## WHAT THE EXERCISE ASKS
Every entry that follows should be reproduced exactly.

## ENTRIES SHOWN
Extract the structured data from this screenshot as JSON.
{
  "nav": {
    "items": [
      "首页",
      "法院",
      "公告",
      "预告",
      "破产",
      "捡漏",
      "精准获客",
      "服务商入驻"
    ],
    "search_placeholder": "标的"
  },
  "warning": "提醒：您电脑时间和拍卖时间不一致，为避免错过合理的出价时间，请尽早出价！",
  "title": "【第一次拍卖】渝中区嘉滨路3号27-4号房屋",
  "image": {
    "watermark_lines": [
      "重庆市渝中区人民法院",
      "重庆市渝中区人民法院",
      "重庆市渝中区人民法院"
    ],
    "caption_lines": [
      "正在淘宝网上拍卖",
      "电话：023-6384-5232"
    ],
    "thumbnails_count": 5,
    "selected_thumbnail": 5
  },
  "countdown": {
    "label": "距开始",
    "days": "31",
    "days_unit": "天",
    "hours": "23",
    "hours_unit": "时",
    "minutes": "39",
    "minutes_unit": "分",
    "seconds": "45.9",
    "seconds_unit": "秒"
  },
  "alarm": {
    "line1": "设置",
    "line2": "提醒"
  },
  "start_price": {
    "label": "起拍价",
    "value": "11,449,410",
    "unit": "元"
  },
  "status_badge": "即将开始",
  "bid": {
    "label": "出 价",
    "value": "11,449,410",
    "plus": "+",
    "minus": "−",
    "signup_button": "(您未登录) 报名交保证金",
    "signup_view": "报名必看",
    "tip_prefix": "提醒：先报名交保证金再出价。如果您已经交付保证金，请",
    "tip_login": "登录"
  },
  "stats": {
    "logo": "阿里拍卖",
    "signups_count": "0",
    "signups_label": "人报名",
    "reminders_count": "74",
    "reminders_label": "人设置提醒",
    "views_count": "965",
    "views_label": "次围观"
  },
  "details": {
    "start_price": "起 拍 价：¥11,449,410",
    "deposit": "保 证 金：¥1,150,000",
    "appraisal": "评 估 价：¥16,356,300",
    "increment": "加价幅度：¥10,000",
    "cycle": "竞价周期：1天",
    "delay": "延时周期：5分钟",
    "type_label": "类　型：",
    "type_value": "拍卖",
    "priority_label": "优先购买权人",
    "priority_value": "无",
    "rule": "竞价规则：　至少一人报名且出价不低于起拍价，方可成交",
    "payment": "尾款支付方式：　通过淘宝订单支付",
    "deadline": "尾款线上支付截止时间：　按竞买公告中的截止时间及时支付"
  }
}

## RESPONSE TO THIS TASK
Extract the structured data from this screenshot as JSON.
{
  "nav": {
    "items": [
      "首页",
      "法院",
      "公告",
      "预告",
      "破产",
      "捡漏",
      "精准获客",
      "服务商入驻"
    ],
    "search_placeholder": "标的"
  },
  "warning": "提醒：您电脑时间和拍卖时间不一致，为避免错过合理的出价时间，请尽早出价！",
  "title": "【第一次拍卖】渝中区嘉滨路3号27-4号房屋",
  "image": {
    "watermark_lines": [
      "重庆市渝中区人民法院",
      "重庆市渝中区人民法院",
      "重庆市渝中区人民法院"
    ],
    "caption_lines": [
      "正在淘宝网上拍卖",
      "电话：023-6384-5232"
    ],
    "thumbnails_count": 5,
    "selected_thumbnail": 5
  },
  "countdown": {
    "label": "距开始",
    "days": "31",
    "days_unit": "天",
    "hours": "23",
    "hours_unit": "时",
    "minutes": "39",
    "minutes_unit": "分",
    "seconds": "45.9",
    "seconds_unit": "秒"
  },
  "alarm": {
    "line1": "设置",
    "line2": "提醒"
  },
  "start_price": {
    "label": "起拍价",
    "value": "11,449,410",
    "unit": "元"
  },
  "status_badge": "即将开始",
  "bid": {
    "label": "出 价",
    "value": "11,449,410",
    "plus": "+",
    "minus": "−",
    "signup_button": "(您未登录) 报名交保证金",
    "signup_view": "报名必看",
    "tip_prefix": "提醒：先报名交保证金再出价。如果您已经交付保证金，请",
    "tip_login": "登录"
  },
  "stats": {
    "logo": "阿里拍卖",
    "signups_count": "0",
    "signups_label": "人报名",
    "reminders_count": "74",
    "reminders_label": "人设置提醒",
    "views_count": "965",
    "views_label": "次围观"
  },
  "details": {
    "start_price": "起 拍 价：¥11,449,410",
    "deposit": "保 证 金：¥1,150,000",
    "appraisal": "评 估 价：¥16,356,300",
    "increment": "加价幅度：¥10,000",
    "cycle": "竞价周期：1天",
    "delay": "延时周期：5分钟",
    "type_label": "类　型：",
    "type_value": "拍卖",
    "priority_label": "优先购买权人",
    "priority_value": "无",
    "rule": "竞价规则：　至少一人报名且出价不低于起拍价，方可成交",
    "payment": "尾款支付方式：　通过淘宝订单支付",
    "deadline": "尾款线上支付截止时间：　按竞买公告中的截止时间及时支付"
  }
}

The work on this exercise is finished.